- TASK STATEMENT
Separate out the lines that hold "content".

- PROVIDED DATA
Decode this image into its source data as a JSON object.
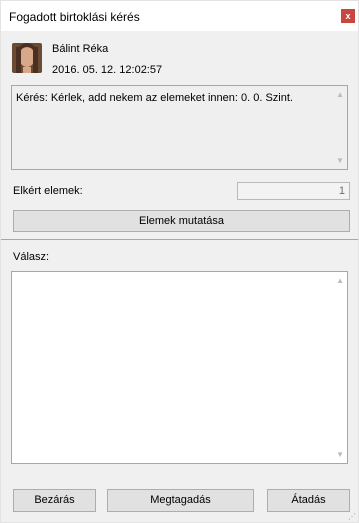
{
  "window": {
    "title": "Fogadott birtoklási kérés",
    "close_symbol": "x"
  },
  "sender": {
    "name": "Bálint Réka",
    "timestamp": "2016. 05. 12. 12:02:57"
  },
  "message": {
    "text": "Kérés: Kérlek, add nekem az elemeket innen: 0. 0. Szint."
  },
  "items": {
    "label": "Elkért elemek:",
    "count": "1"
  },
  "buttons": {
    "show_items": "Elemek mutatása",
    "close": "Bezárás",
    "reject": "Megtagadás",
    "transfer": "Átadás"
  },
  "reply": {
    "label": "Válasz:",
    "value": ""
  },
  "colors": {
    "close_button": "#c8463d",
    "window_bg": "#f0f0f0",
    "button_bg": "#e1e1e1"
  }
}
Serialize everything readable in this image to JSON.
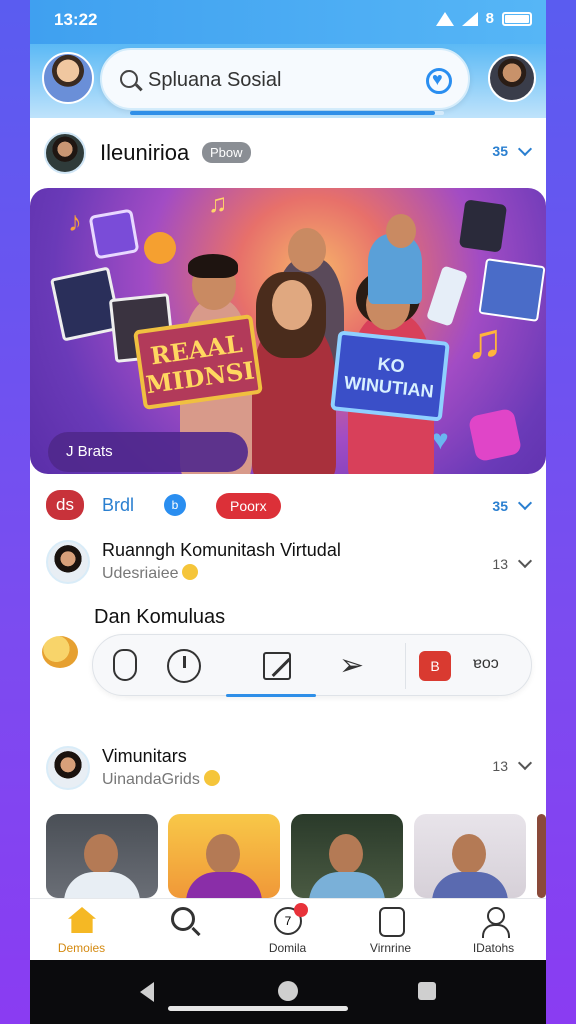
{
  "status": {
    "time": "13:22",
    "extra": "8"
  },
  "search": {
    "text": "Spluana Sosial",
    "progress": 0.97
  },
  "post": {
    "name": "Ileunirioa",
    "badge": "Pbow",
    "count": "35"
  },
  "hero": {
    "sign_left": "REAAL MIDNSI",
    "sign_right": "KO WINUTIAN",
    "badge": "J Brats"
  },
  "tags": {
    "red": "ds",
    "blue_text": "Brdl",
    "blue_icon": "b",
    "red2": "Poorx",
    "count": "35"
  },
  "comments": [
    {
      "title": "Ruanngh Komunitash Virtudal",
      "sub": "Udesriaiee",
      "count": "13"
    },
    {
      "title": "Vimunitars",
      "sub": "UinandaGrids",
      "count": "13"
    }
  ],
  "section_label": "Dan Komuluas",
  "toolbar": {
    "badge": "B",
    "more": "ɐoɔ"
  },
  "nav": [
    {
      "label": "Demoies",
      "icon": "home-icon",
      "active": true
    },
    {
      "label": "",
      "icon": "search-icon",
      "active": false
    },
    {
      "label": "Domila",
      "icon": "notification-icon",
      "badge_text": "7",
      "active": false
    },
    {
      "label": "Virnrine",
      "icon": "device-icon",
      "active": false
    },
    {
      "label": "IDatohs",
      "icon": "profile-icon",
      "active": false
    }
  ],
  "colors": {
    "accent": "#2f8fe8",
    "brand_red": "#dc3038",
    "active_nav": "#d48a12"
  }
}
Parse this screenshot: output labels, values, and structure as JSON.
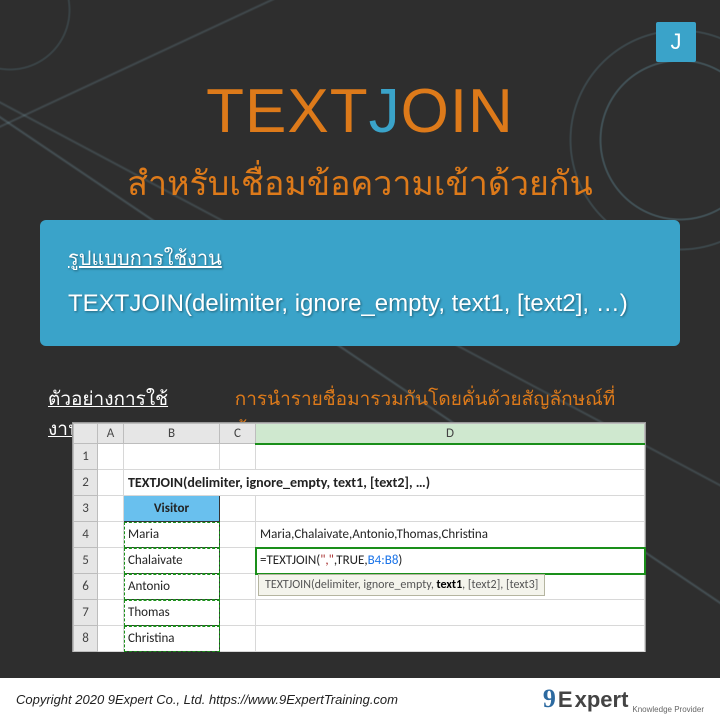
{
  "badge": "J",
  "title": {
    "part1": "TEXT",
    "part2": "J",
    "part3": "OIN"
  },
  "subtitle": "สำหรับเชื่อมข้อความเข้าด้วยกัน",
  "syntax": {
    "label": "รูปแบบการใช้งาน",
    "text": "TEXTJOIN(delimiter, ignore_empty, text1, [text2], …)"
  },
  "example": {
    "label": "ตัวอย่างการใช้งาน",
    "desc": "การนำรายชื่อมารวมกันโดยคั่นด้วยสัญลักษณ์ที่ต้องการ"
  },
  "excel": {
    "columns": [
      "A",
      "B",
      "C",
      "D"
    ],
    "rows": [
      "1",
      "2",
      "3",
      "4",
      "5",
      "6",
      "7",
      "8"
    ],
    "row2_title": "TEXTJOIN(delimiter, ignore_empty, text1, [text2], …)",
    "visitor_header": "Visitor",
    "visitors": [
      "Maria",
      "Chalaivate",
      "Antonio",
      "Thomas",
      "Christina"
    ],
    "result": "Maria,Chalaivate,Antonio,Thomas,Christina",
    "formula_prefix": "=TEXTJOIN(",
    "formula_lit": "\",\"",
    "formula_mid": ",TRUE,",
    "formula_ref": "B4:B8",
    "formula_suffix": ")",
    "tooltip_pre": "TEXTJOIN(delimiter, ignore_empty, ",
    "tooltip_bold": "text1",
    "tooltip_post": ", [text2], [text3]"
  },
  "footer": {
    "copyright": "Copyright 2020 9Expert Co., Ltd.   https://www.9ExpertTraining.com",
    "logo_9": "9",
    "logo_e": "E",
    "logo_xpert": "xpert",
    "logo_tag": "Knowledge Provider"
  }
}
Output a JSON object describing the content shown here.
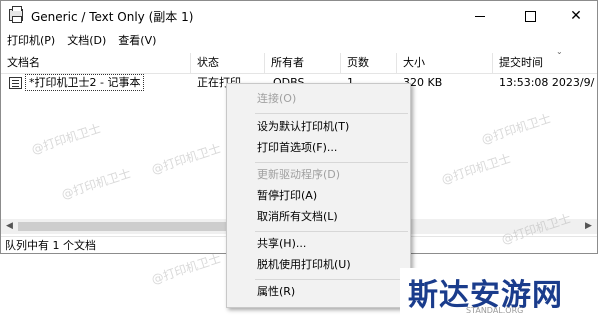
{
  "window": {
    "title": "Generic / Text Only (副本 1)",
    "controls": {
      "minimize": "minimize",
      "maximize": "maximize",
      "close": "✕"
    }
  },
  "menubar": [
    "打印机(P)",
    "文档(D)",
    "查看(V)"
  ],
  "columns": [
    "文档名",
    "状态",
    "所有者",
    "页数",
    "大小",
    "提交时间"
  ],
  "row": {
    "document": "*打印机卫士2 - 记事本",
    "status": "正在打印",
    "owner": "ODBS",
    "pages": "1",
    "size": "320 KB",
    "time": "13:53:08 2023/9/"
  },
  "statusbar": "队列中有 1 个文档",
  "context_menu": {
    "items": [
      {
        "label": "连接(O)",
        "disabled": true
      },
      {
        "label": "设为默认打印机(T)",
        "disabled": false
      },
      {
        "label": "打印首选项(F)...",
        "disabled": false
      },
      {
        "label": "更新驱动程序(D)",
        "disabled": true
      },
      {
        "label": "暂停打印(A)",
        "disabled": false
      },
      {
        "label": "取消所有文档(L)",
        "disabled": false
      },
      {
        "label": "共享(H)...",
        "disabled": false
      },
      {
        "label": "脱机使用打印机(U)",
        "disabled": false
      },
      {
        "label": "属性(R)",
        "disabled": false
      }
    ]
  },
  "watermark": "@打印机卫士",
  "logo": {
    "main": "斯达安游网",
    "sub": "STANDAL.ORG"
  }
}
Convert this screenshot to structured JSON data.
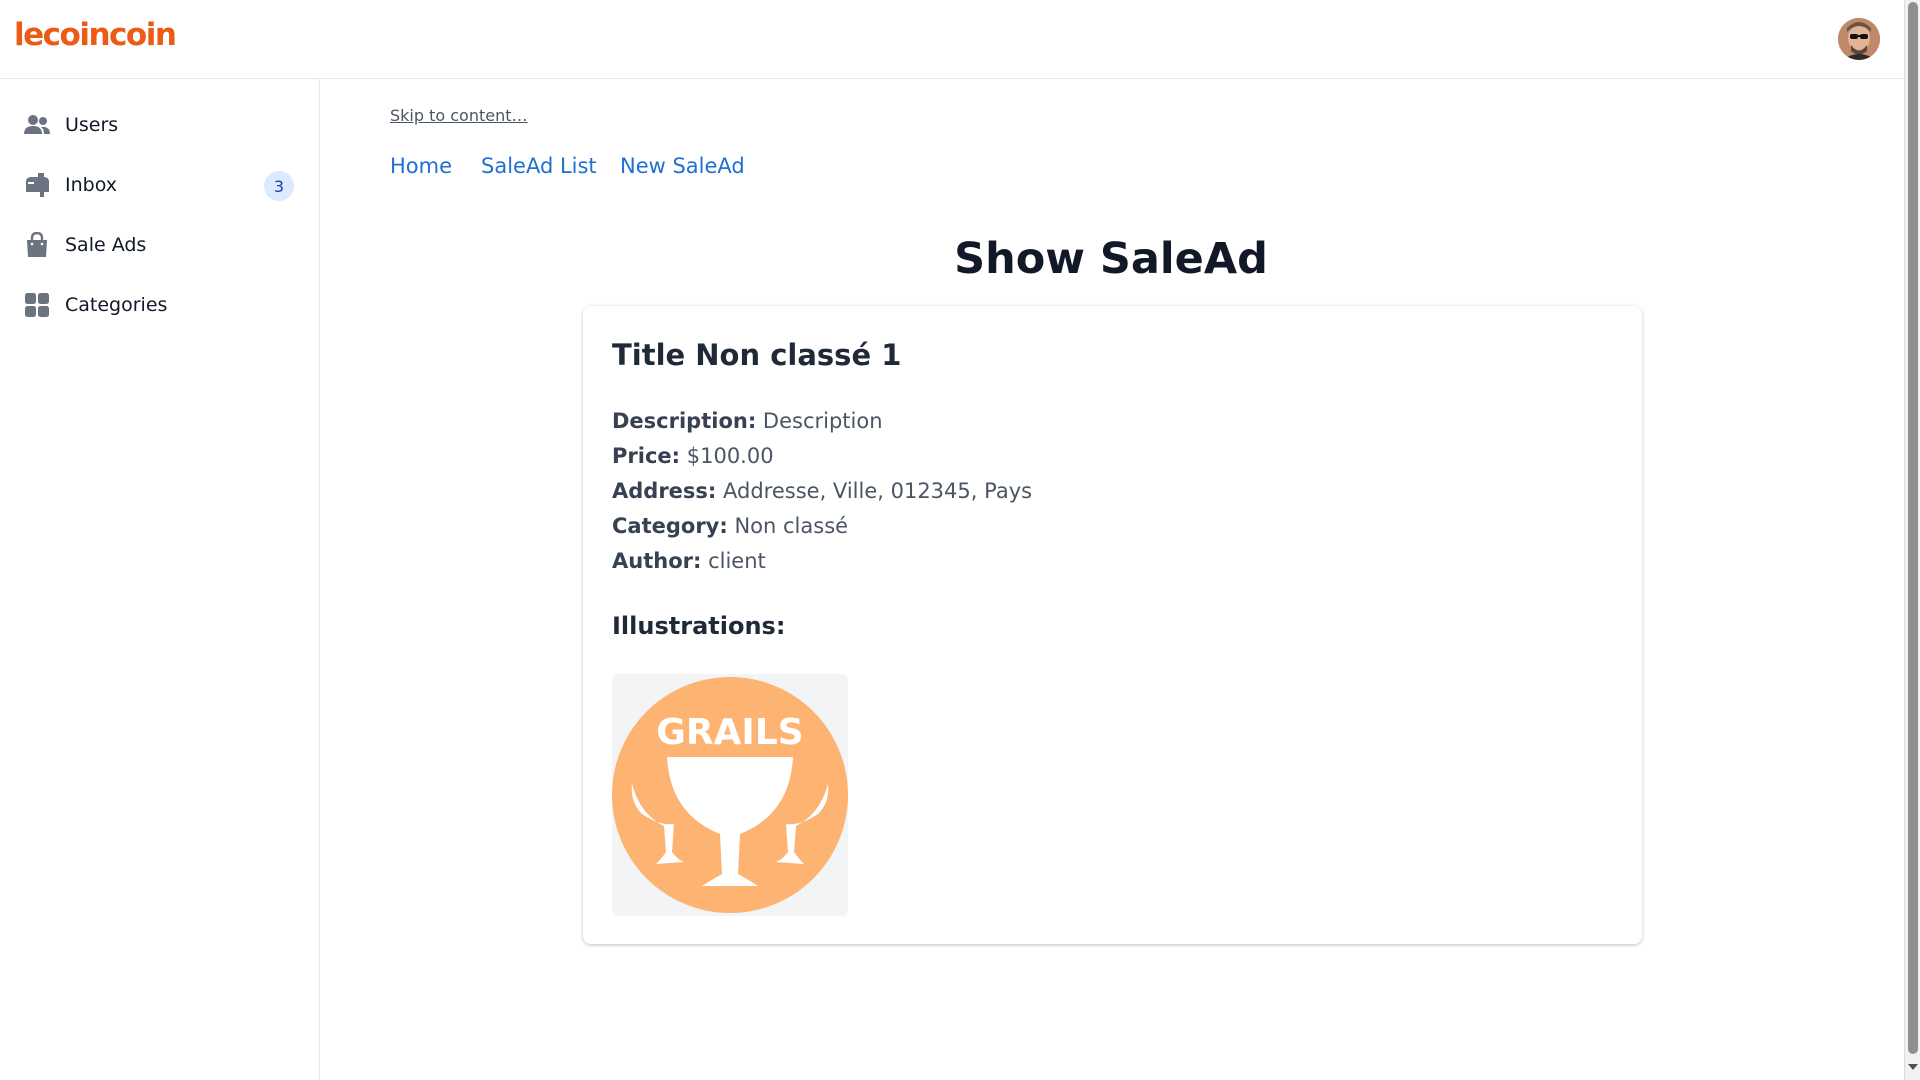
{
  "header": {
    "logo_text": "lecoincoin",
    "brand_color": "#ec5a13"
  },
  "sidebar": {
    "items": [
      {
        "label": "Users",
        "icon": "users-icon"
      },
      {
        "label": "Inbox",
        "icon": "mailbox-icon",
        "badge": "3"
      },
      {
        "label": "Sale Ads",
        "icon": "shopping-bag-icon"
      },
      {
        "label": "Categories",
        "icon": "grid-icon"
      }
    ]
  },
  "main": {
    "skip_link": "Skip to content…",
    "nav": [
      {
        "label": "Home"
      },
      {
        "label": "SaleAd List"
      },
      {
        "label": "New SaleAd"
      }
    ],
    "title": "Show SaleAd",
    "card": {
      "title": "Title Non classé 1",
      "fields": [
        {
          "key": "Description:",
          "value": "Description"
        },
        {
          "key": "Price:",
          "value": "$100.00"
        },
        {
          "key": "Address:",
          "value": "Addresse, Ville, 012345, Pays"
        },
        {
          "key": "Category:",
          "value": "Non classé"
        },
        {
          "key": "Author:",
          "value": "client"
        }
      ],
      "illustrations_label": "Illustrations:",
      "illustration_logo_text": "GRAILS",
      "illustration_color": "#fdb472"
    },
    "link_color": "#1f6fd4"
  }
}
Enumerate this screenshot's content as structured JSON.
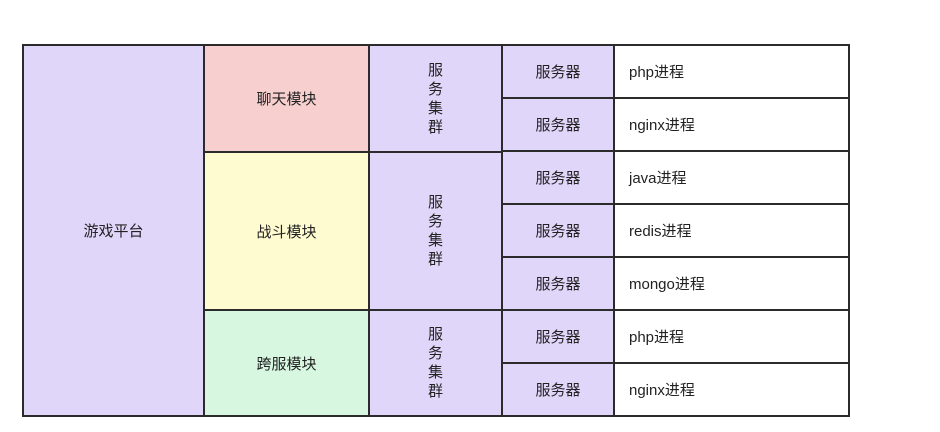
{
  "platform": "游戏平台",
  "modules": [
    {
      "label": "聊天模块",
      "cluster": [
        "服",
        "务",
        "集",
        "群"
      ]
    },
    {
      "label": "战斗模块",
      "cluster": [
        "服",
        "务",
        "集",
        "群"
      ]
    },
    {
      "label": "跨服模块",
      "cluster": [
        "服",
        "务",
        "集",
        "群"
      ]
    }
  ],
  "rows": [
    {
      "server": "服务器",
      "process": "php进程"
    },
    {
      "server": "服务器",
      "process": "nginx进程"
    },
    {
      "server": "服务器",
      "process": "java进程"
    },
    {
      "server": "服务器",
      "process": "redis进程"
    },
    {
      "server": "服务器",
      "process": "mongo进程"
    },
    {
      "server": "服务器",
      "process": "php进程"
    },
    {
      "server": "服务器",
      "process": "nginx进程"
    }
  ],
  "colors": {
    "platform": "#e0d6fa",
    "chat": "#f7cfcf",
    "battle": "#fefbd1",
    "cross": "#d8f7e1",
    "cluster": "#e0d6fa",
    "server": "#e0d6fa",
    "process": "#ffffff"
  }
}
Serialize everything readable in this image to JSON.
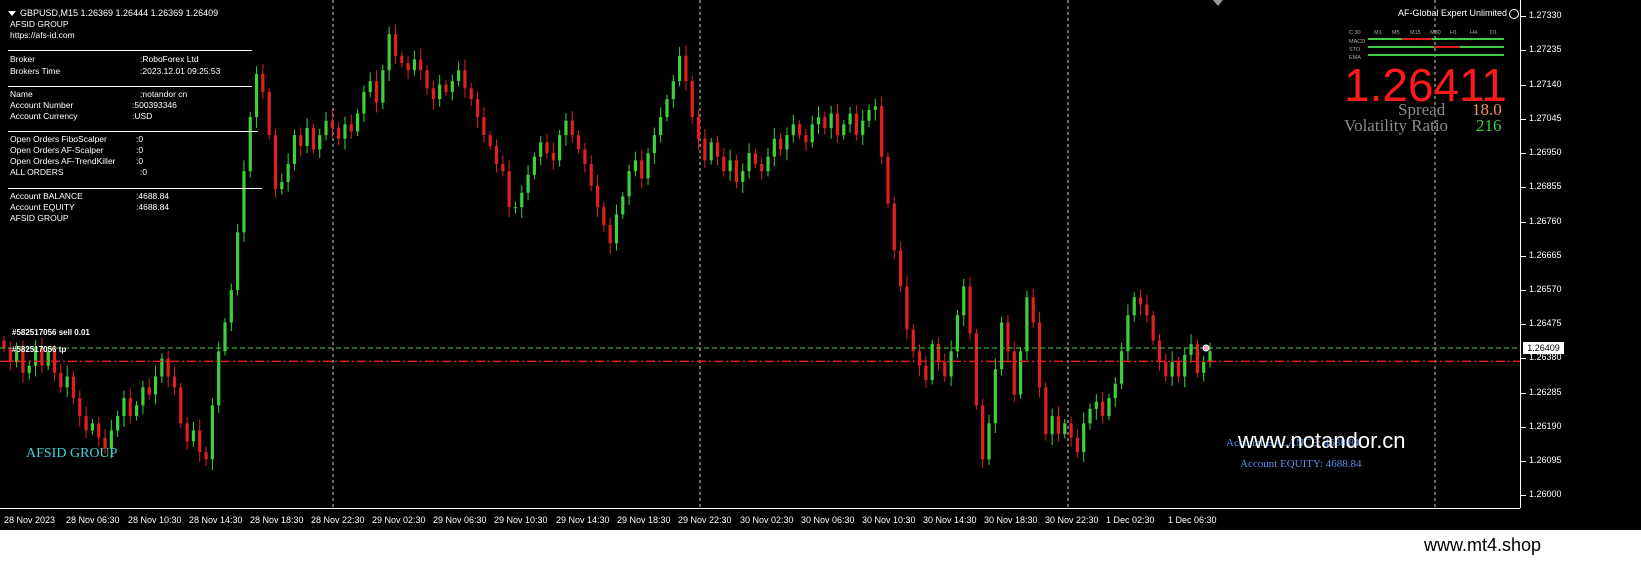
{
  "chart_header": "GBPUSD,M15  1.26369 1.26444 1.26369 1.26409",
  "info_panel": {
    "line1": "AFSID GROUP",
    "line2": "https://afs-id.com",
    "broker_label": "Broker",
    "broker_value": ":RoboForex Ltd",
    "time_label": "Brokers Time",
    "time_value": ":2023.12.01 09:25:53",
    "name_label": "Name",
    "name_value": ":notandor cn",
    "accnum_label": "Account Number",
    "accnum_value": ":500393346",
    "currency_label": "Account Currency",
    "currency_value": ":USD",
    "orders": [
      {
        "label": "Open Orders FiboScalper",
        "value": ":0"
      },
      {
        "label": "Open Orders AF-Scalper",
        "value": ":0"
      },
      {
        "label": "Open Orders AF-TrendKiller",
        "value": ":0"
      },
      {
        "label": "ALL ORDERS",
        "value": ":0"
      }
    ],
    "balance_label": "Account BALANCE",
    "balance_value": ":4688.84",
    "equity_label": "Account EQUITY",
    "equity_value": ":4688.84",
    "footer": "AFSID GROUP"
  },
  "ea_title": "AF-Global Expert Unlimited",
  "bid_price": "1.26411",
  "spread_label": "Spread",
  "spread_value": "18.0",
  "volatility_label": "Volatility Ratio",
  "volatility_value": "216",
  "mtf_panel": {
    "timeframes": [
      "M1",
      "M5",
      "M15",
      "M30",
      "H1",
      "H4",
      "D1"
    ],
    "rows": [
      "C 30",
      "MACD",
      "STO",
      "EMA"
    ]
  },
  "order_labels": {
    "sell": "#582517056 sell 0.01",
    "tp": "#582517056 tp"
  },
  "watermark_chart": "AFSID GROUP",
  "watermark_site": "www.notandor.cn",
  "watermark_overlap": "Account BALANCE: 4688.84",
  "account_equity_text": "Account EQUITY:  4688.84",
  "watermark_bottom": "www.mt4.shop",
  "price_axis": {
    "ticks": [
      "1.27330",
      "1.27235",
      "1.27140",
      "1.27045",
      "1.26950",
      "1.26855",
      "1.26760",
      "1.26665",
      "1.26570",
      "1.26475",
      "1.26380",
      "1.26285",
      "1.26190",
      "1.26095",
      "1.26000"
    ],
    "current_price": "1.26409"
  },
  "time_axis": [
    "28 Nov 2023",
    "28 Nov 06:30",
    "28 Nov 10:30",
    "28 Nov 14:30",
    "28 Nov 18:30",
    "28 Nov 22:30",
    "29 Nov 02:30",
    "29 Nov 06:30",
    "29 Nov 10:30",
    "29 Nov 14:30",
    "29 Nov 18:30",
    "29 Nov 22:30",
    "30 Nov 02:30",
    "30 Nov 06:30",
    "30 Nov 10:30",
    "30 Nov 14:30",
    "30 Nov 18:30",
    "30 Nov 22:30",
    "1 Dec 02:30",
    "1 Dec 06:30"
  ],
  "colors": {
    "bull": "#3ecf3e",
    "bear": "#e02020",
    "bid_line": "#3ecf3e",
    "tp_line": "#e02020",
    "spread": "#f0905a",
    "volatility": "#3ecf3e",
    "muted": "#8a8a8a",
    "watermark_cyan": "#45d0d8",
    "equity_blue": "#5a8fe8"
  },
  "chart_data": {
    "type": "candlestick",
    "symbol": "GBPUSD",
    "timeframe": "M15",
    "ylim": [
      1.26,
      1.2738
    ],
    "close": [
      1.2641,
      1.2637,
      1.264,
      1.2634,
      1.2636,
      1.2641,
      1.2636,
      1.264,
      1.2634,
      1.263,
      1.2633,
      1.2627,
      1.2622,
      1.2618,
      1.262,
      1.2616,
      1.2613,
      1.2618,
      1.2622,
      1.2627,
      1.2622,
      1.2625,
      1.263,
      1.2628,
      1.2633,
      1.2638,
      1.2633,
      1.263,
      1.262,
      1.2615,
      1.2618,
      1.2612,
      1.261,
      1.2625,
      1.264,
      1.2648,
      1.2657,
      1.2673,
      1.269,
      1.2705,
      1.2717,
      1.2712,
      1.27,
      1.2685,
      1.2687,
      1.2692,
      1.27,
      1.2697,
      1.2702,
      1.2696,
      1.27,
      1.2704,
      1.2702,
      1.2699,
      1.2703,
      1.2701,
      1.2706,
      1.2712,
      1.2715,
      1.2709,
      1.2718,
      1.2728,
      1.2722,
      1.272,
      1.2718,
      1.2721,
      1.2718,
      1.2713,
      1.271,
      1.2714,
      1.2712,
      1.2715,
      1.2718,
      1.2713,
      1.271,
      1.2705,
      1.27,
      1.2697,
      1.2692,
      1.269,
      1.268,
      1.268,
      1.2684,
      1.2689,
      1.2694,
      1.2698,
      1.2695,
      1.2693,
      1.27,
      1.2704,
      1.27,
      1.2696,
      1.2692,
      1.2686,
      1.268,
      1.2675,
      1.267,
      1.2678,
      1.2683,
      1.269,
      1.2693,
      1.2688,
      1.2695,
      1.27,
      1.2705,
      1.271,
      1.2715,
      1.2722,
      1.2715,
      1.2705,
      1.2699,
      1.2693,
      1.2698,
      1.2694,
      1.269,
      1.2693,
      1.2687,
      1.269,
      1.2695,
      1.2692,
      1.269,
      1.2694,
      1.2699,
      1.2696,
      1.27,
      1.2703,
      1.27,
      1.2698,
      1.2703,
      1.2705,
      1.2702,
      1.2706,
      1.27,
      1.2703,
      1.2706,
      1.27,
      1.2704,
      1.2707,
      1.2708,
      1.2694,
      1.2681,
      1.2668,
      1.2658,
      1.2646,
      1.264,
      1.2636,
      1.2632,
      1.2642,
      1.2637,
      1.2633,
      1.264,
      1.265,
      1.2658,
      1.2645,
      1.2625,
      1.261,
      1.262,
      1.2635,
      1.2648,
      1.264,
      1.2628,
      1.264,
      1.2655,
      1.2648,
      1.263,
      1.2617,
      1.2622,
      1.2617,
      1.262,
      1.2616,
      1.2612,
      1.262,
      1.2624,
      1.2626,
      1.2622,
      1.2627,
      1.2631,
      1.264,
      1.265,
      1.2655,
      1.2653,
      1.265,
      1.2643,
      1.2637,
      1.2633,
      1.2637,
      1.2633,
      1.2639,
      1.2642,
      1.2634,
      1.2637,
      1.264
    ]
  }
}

- WRITTEN RESPONSE
Output a JSON object describing the content shown here.
    "skip_link": "Skip to content…",
Enumerate this screenshot's content as structured JSON.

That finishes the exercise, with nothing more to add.